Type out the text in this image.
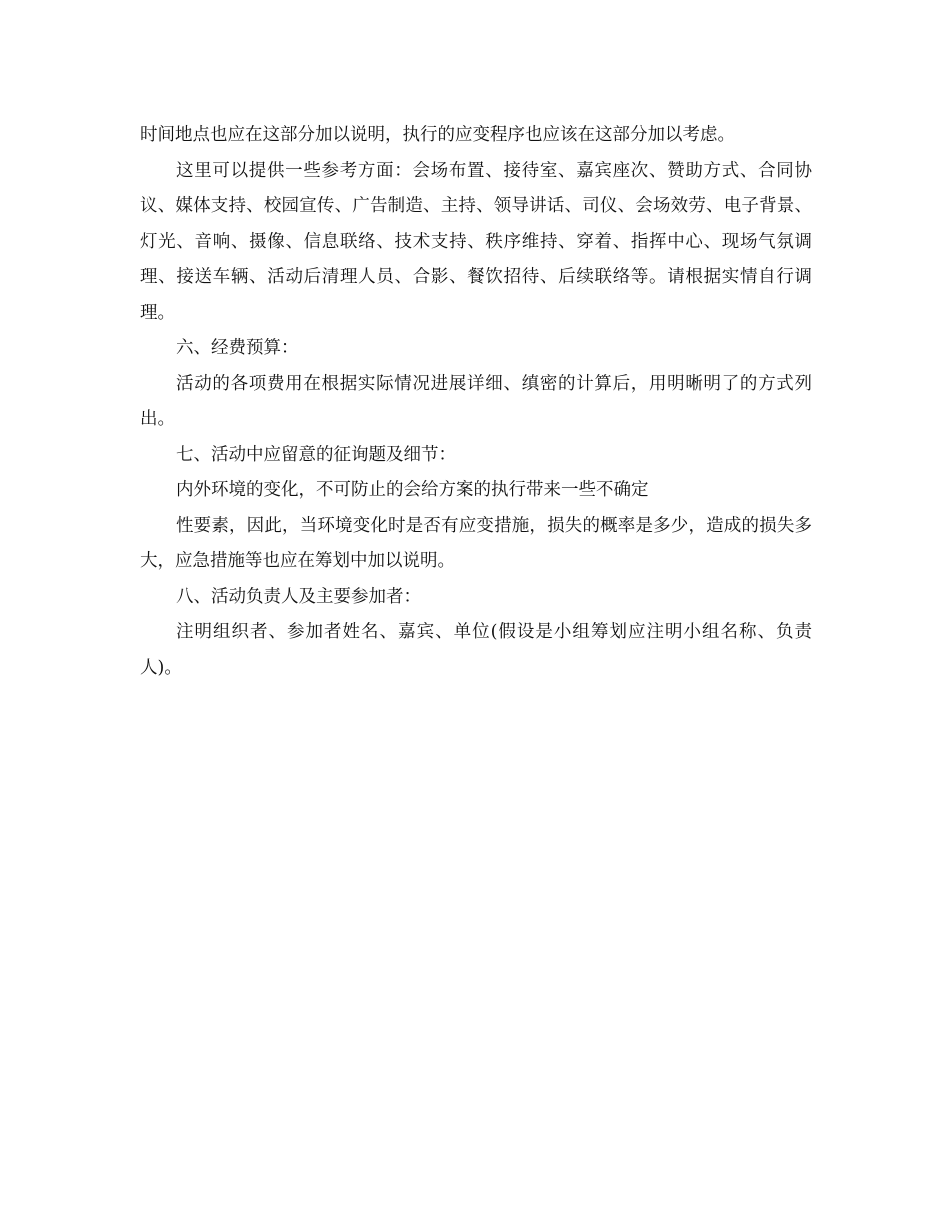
时间地点也应在这部分加以说明，执行的应变程序也应该在这部分加以考虑。

这里可以提供一些参考方面：会场布置、接待室、嘉宾座次、赞助方式、合同协议、媒体支持、校园宣传、广告制造、主持、领导讲话、司仪、会场效劳、电子背景、灯光、音响、摄像、信息联络、技术支持、秩序维持、穿着、指挥中心、现场气氛调理、接送车辆、活动后清理人员、合影、餐饮招待、后续联络等。请根据实情自行调理。

六、经费预算：

活动的各项费用在根据实际情况进展详细、缜密的计算后，用明晰明了的方式列出。

七、活动中应留意的征询题及细节：

内外环境的变化，不可防止的会给方案的执行带来一些不确定

性要素，因此，当环境变化时是否有应变措施，损失的概率是多少，造成的损失多大，应急措施等也应在筹划中加以说明。

八、活动负责人及主要参加者：

注明组织者、参加者姓名、嘉宾、单位(假设是小组筹划应注明小组名称、负责人)。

Problem to solve
Copy the material above exactly and drop the pictures.

Correct answer
Type out the text in this image.
时间地点也应在这部分加以说明，执行的应变程序也应该在这部分加以考虑。

这里可以提供一些参考方面：会场布置、接待室、嘉宾座次、赞助方式、合同协议、媒体支持、校园宣传、广告制造、主持、领导讲话、司仪、会场效劳、电子背景、灯光、音响、摄像、信息联络、技术支持、秩序维持、穿着、指挥中心、现场气氛调理、接送车辆、活动后清理人员、合影、餐饮招待、后续联络等。请根据实情自行调理。

六、经费预算：

活动的各项费用在根据实际情况进展详细、缜密的计算后，用明晰明了的方式列出。

七、活动中应留意的征询题及细节：

内外环境的变化，不可防止的会给方案的执行带来一些不确定

性要素，因此，当环境变化时是否有应变措施，损失的概率是多少，造成的损失多大，应急措施等也应在筹划中加以说明。

八、活动负责人及主要参加者：

注明组织者、参加者姓名、嘉宾、单位(假设是小组筹划应注明小组名称、负责人)。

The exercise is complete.